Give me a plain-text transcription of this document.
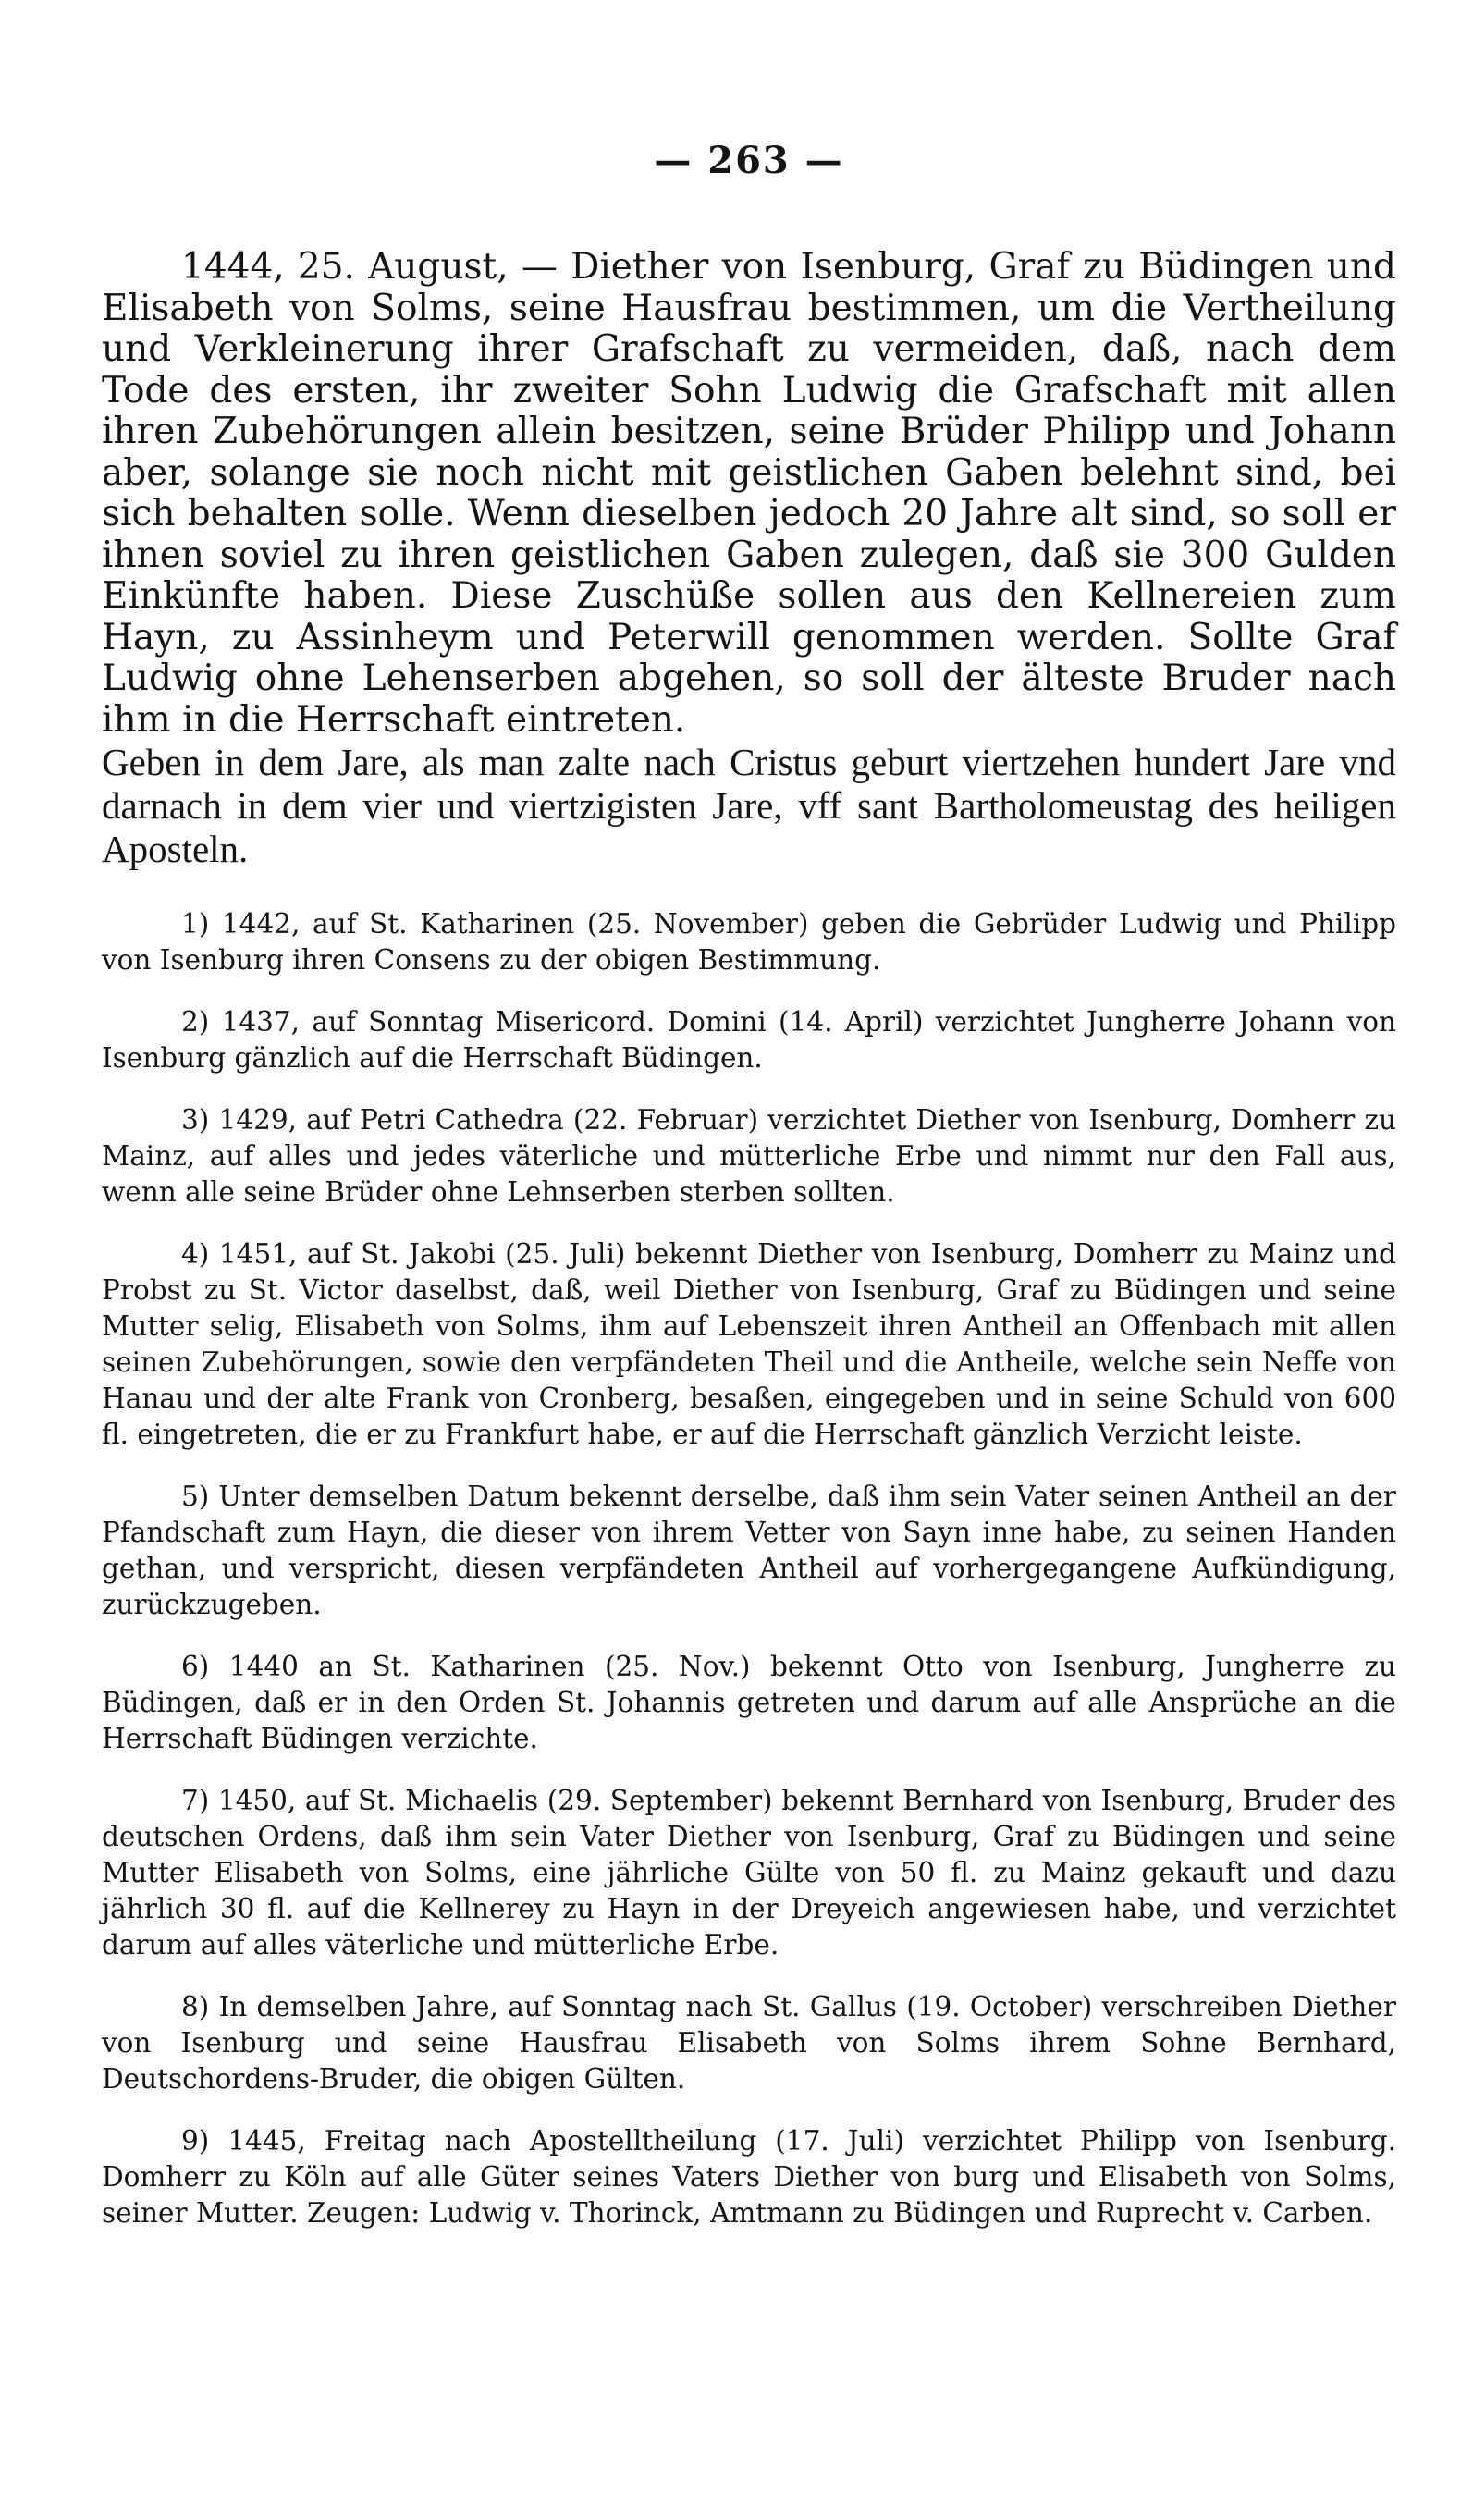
— 263 —

1444, 25. August, — Diether von Isenburg, Graf zu Büdingen und Elisabeth von Solms, seine Hausfrau bestimmen, um die Vertheilung und Verkleinerung ihrer Grafschaft zu vermeiden, daß, nach dem Tode des ersten, ihr zweiter Sohn Ludwig die Grafschaft mit allen ihren Zubehörungen allein besitzen, seine Brüder Philipp und Johann aber, solange sie noch nicht mit geistlichen Gaben belehnt sind, bei sich behalten solle. Wenn dieselben jedoch 20 Jahre alt sind, so soll er ihnen soviel zu ihren geistlichen Gaben zulegen, daß sie 300 Gulden Einkünfte haben. Diese Zuschüße sollen aus den Kellnereien zum Hayn, zu Assinheym und Peterwill genommen werden. Sollte Graf Ludwig ohne Lehenserben abgehen, so soll der älteste Bruder nach ihm in die Herrschaft eintreten.

Geben in dem Jare, als man zalte nach Cristus geburt viertzehen hundert Jare vnd darnach in dem vier und viertzigisten Jare, vff sant Bartholomeustag des heiligen Aposteln.

1) 1442, auf St. Katharinen (25. November) geben die Gebrüder Ludwig und Philipp von Isenburg ihren Consens zu der obigen Bestimmung.

2) 1437, auf Sonntag Misericord. Domini (14. April) verzichtet Jungherre Johann von Isenburg gänzlich auf die Herrschaft Büdingen.

3) 1429, auf Petri Cathedra (22. Februar) verzichtet Diether von Isenburg, Domherr zu Mainz, auf alles und jedes väterliche und mütterliche Erbe und nimmt nur den Fall aus, wenn alle seine Brüder ohne Lehnserben sterben sollten.

4) 1451, auf St. Jakobi (25. Juli) bekennt Diether von Isenburg, Domherr zu Mainz und Probst zu St. Victor daselbst, daß, weil Diether von Isenburg, Graf zu Büdingen und seine Mutter selig, Elisabeth von Solms, ihm auf Lebenszeit ihren Antheil an Offenbach mit allen seinen Zubehörungen, sowie den verpfändeten Theil und die Antheile, welche sein Neffe von Hanau und der alte Frank von Cronberg, besaßen, eingegeben und in seine Schuld von 600 fl. eingetreten, die er zu Frankfurt habe, er auf die Herrschaft gänzlich Verzicht leiste.

5) Unter demselben Datum bekennt derselbe, daß ihm sein Vater seinen Antheil an der Pfandschaft zum Hayn, die dieser von ihrem Vetter von Sayn inne habe, zu seinen Handen gethan, und verspricht, diesen verpfändeten Antheil auf vorhergegangene Aufkündigung, zurückzugeben.

6) 1440 an St. Katharinen (25. Nov.) bekennt Otto von Isenburg, Jungherre zu Büdingen, daß er in den Orden St. Johannis getreten und darum auf alle Ansprüche an die Herrschaft Büdingen verzichte.

7) 1450, auf St. Michaelis (29. September) bekennt Bernhard von Isenburg, Bruder des deutschen Ordens, daß ihm sein Vater Diether von Isenburg, Graf zu Büdingen und seine Mutter Elisabeth von Solms, eine jährliche Gülte von 50 fl. zu Mainz gekauft und dazu jährlich 30 fl. auf die Kellnerey zu Hayn in der Dreyeich angewiesen habe, und verzichtet darum auf alles väterliche und mütterliche Erbe.

8) In demselben Jahre, auf Sonntag nach St. Gallus (19. October) verschreiben Diether von Isenburg und seine Hausfrau Elisabeth von Solms ihrem Sohne Bernhard, Deutschordens-Bruder, die obigen Gülten.

9) 1445, Freitag nach Apostelltheilung (17. Juli) verzichtet Philipp von Isenburg. Domherr zu Köln auf alle Güter seines Vaters Diether von burg und Elisabeth von Solms, seiner Mutter. Zeugen: Ludwig v. Thorinck, Amtmann zu Büdingen und Ruprecht v. Carben.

☆ ☆ ☆ ☆ ☆

WORK TASK: Go through the material above and print all of it exactly, except the pictures.

PROBLEM SOLUTION:
Give me a plain-text transcription of this document.
— 263 —

1444, 25. August, — Diether von Isenburg, Graf zu Büdingen und Elisabeth von Solms, seine Hausfrau bestimmen, um die Vertheilung und Verkleinerung ihrer Grafschaft zu vermeiden, daß, nach dem Tode des ersten, ihr zweiter Sohn Ludwig die Grafschaft mit allen ihren Zubehörungen allein besitzen, seine Brüder Philipp und Johann aber, solange sie noch nicht mit geistlichen Gaben belehnt sind, bei sich behalten solle. Wenn dieselben jedoch 20 Jahre alt sind, so soll er ihnen soviel zu ihren geistlichen Gaben zulegen, daß sie 300 Gulden Einkünfte haben. Diese Zuschüße sollen aus den Kellnereien zum Hayn, zu Assinheym und Peterwill genommen werden. Sollte Graf Ludwig ohne Lehenserben abgehen, so soll der älteste Bruder nach ihm in die Herrschaft eintreten.

Geben in dem Jare, als man zalte nach Cristus geburt viertzehen hundert Jare vnd darnach in dem vier und viertzigisten Jare, vff sant Bartholomeustag des heiligen Aposteln.

1) 1442, auf St. Katharinen (25. November) geben die Gebrüder Ludwig und Philipp von Isenburg ihren Consens zu der obigen Bestimmung.

2) 1437, auf Sonntag Misericord. Domini (14. April) verzichtet Jungherre Johann von Isenburg gänzlich auf die Herrschaft Büdingen.

3) 1429, auf Petri Cathedra (22. Februar) verzichtet Diether von Isenburg, Domherr zu Mainz, auf alles und jedes väterliche und mütterliche Erbe und nimmt nur den Fall aus, wenn alle seine Brüder ohne Lehnserben sterben sollten.

4) 1451, auf St. Jakobi (25. Juli) bekennt Diether von Isenburg, Domherr zu Mainz und Probst zu St. Victor daselbst, daß, weil Diether von Isenburg, Graf zu Büdingen und seine Mutter selig, Elisabeth von Solms, ihm auf Lebenszeit ihren Antheil an Offenbach mit allen seinen Zubehörungen, sowie den verpfändeten Theil und die Antheile, welche sein Neffe von Hanau und der alte Frank von Cronberg, besaßen, eingegeben und in seine Schuld von 600 fl. eingetreten, die er zu Frankfurt habe, er auf die Herrschaft gänzlich Verzicht leiste.

5) Unter demselben Datum bekennt derselbe, daß ihm sein Vater seinen Antheil an der Pfandschaft zum Hayn, die dieser von ihrem Vetter von Sayn inne habe, zu seinen Handen gethan, und verspricht, diesen verpfändeten Antheil auf vorhergegangene Aufkündigung, zurückzugeben.

6) 1440 an St. Katharinen (25. Nov.) bekennt Otto von Isenburg, Jungherre zu Büdingen, daß er in den Orden St. Johannis getreten und darum auf alle Ansprüche an die Herrschaft Büdingen verzichte.

7) 1450, auf St. Michaelis (29. September) bekennt Bernhard von Isenburg, Bruder des deutschen Ordens, daß ihm sein Vater Diether von Isenburg, Graf zu Büdingen und seine Mutter Elisabeth von Solms, eine jährliche Gülte von 50 fl. zu Mainz gekauft und dazu jährlich 30 fl. auf die Kellnerey zu Hayn in der Dreyeich angewiesen habe, und verzichtet darum auf alles väterliche und mütterliche Erbe.

8) In demselben Jahre, auf Sonntag nach St. Gallus (19. October) verschreiben Diether von Isenburg und seine Hausfrau Elisabeth von Solms ihrem Sohne Bernhard, Deutschordens-Bruder, die obigen Gülten.

9) 1445, Freitag nach Apostelltheilung (17. Juli) verzichtet Philipp von Isenburg. Domherr zu Köln auf alle Güter seines Vaters Diether von burg und Elisabeth von Solms, seiner Mutter. Zeugen: Ludwig v. Thorinck, Amtmann zu Büdingen und Ruprecht v. Carben.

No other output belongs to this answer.